**TUGAS YANG DIKERJAKAN**
Salin tanpa mengubah apa pun potongan bagian teks di bawah, mulai dari "Dari makna katanya, ‘ashr" sampai dengan "tersebut bukan waktu.".

**BAGIAN TEKS**
^^^^
Demikianlah keberadaan waktu bagi kita di dunia ini, bagaikan cermin yang memantulkan “paras” prilaku kita. Hanya memberikan dua pilihan; kebaikan, atau keburukan. Tidak lebih. Karena, pada dasarnya manusia di kehidupan ini, tak lain hanya menjadi cerita bagi manusia-manusia setelahnya. Kebaikan dan keburukannya, lambat-laun akan tersingkap dalam tahapan seleksi sejarah. Akan selalu segar dalam kenangan, kisah Nabi Yusuf dan saudara-saudara tirinya, Nabi Musa dan Fir’aun, Nabi Muhammad saw. dan para kaum kafir Quraish perongrong dakwah Islam. Semuanya menjadi kisah yang tak akan pernah usang dimakan waktu.

Waktu dan Kerja Keras
Selanjutnya Quraish shihab menjelaskan, kata lain yang digunakan oleh Al-Qur’an untuk menunjuk kepada ‘masa’ adalah ‘ashr. Kata ini, walaupun hanya ada satu (pada surat Al-‘Ashr), kaitannya dengan “kerja keras” justru sangat jelas. Apalagi ia digunakan dalam konteks pembicaraan kehidupan duniawi.
Dari makna katanya, ‘ashr berarti memeras atau menekan sekuat tenaga, untuk menghasilkan saripati sesuatu. Maka kata “’ashir” bermakna jus (hasil perasan). Al-Qur’an menamainya ‘ashr, karena manusia dituntut untuk menggunakannya sekuat tenaga, memeras keringat, agar bisa menghasilkan sari kehidupan.
Sepadan dengan pengertian tersebut, ‘ashr adalah masa menjelang terbenamnya matahari; masa seseorang telah selesai memeras tenaganya. Karena, pada hakekatnya, sejak pagi hingga siang hari, adalah saat untuk bekerja dan malam hari untuk istirahat. (QS 27: 86). Jadi, waktu termasuk modal utama manusia dalam berusaha: Apa yang luput dari usaha, masih mungkin untuk diraih esok hari, selama yang luput tersebut bukan waktu.
Sedemikian pentingnya arti waktu dalam kehidupan, hingga Allah SWT, menjadikannya bergandengan dengan kewajiban ibadah utama seorang muslim, yakni shalat lima waktu. Al-Qur’an menjelaskan bahwa shalat merupakan kewajiban “berwaktu” atas kaum beriman (lihat QS, 4:103). Yaitu, diwajibkan pada waktu-waktu tertentu, dimulai dari dini hari (shubh), diteruskan ke siang hari (zhuhr), kemudian sore hari (‘ashr), lalu sesaat setelah terbenam matahari (maghrib), dan akhirnya di malam hari (‘isyâ’).
^^^^
**BARIS DATA**
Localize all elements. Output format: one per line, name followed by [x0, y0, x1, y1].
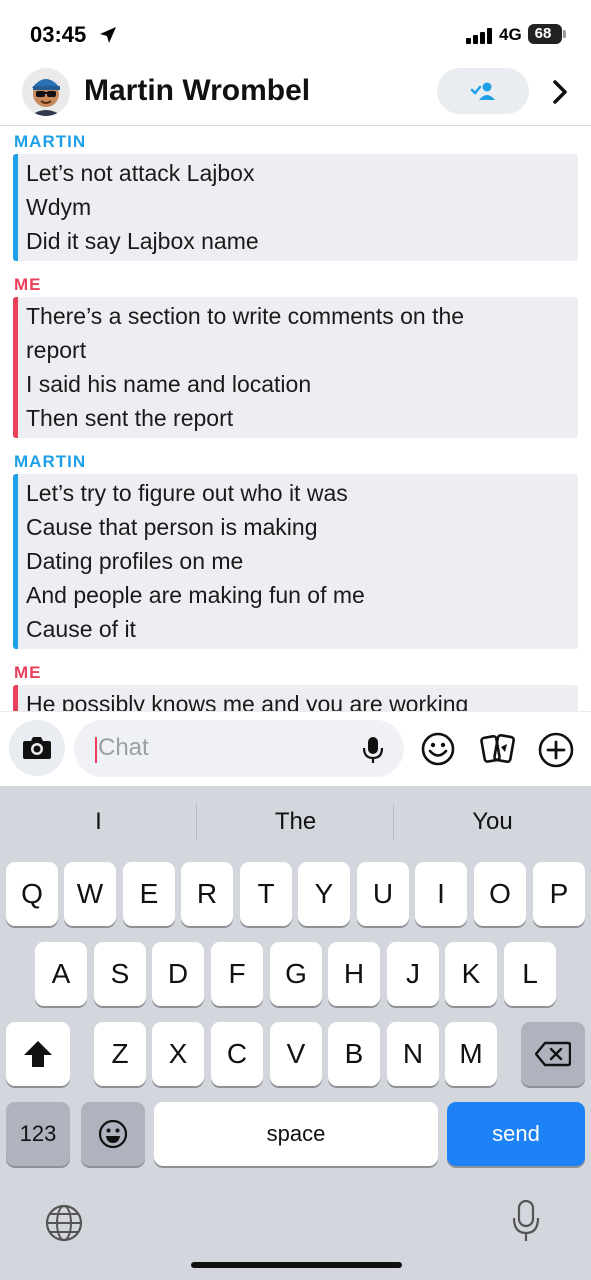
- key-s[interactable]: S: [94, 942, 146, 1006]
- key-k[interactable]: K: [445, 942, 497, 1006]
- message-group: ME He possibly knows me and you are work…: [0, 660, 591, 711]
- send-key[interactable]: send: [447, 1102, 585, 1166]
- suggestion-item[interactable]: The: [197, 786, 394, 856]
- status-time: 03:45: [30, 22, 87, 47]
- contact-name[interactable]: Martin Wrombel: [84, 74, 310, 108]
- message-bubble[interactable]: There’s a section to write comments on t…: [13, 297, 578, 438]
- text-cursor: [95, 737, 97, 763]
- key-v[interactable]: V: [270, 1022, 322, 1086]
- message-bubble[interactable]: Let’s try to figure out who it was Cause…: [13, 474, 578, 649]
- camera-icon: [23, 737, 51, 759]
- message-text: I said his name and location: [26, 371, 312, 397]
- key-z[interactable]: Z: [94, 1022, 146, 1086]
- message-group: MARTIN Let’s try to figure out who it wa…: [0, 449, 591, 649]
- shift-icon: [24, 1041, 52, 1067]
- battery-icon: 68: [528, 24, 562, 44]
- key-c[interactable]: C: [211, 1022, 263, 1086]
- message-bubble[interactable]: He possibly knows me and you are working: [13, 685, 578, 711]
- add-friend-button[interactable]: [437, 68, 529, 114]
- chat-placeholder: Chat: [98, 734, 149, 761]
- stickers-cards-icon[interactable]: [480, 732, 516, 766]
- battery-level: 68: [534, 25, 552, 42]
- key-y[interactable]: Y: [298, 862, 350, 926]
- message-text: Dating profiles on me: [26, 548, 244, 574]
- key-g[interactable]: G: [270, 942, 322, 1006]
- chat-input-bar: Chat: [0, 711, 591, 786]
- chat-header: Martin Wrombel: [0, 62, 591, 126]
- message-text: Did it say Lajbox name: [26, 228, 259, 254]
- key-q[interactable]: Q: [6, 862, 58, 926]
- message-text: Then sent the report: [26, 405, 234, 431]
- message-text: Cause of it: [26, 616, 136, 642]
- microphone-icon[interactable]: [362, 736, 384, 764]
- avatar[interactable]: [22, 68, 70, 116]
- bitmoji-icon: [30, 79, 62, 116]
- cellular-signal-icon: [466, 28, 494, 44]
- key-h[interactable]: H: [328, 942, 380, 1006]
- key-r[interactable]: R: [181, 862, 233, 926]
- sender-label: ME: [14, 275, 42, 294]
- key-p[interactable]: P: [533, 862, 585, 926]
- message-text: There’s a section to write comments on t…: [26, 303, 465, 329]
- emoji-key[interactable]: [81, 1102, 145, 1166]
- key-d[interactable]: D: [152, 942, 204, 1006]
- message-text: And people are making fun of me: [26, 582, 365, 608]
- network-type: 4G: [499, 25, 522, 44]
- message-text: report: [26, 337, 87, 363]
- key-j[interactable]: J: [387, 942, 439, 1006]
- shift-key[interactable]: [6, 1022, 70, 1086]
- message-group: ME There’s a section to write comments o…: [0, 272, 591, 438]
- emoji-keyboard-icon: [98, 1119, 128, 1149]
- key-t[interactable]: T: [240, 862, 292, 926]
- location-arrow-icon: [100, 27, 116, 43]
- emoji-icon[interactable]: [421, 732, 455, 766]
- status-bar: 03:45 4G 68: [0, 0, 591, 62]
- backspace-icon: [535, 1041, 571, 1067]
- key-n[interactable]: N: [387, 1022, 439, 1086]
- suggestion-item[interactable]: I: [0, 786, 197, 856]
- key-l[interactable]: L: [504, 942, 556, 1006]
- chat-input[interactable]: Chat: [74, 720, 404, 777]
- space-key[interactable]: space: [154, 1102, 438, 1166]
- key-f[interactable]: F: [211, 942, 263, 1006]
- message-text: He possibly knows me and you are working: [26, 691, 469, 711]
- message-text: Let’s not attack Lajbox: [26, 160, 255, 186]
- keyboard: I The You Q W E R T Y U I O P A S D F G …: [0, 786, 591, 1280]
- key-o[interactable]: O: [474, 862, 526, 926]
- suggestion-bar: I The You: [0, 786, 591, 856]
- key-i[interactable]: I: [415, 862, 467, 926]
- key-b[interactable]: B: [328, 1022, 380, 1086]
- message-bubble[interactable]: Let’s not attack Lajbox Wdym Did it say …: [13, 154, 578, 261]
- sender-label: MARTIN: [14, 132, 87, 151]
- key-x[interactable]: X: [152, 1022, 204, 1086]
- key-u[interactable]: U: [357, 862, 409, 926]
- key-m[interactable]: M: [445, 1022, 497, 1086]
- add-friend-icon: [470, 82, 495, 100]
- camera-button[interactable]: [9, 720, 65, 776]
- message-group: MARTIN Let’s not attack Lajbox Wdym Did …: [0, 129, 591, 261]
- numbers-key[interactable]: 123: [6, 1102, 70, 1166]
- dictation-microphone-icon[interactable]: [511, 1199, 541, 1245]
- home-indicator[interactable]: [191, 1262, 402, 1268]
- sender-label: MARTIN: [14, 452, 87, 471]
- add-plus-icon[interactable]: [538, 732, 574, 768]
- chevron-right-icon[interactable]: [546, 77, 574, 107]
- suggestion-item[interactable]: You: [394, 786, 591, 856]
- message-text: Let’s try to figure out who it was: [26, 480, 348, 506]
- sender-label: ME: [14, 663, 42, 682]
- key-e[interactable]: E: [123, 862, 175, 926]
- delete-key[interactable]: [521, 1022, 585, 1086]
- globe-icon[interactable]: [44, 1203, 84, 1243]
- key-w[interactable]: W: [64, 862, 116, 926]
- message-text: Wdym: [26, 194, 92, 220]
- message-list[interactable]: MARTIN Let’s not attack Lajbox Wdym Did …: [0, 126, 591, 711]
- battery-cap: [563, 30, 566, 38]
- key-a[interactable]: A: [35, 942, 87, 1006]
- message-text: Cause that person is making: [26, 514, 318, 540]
^^^^
**JAWABAN TUGAS**
Dari makna katanya, ‘ashr berarti memeras atau menekan sekuat tenaga, untuk menghasilkan saripati sesuatu. Maka kata “’ashir” bermakna jus (hasil perasan). Al-Qur’an menamainya ‘ashr, karena manusia dituntut untuk menggunakannya sekuat tenaga, memeras keringat, agar bisa menghasilkan sari kehidupan.
Sepadan dengan pengertian tersebut, ‘ashr adalah masa menjelang terbenamnya matahari; masa seseorang telah selesai memeras tenaganya. Karena, pada hakekatnya, sejak pagi hingga siang hari, adalah saat untuk bekerja dan malam hari untuk istirahat. (QS 27: 86). Jadi, waktu termasuk modal utama manusia dalam berusaha: Apa yang luput dari usaha, masih mungkin untuk diraih esok hari, selama yang luput tersebut bukan waktu.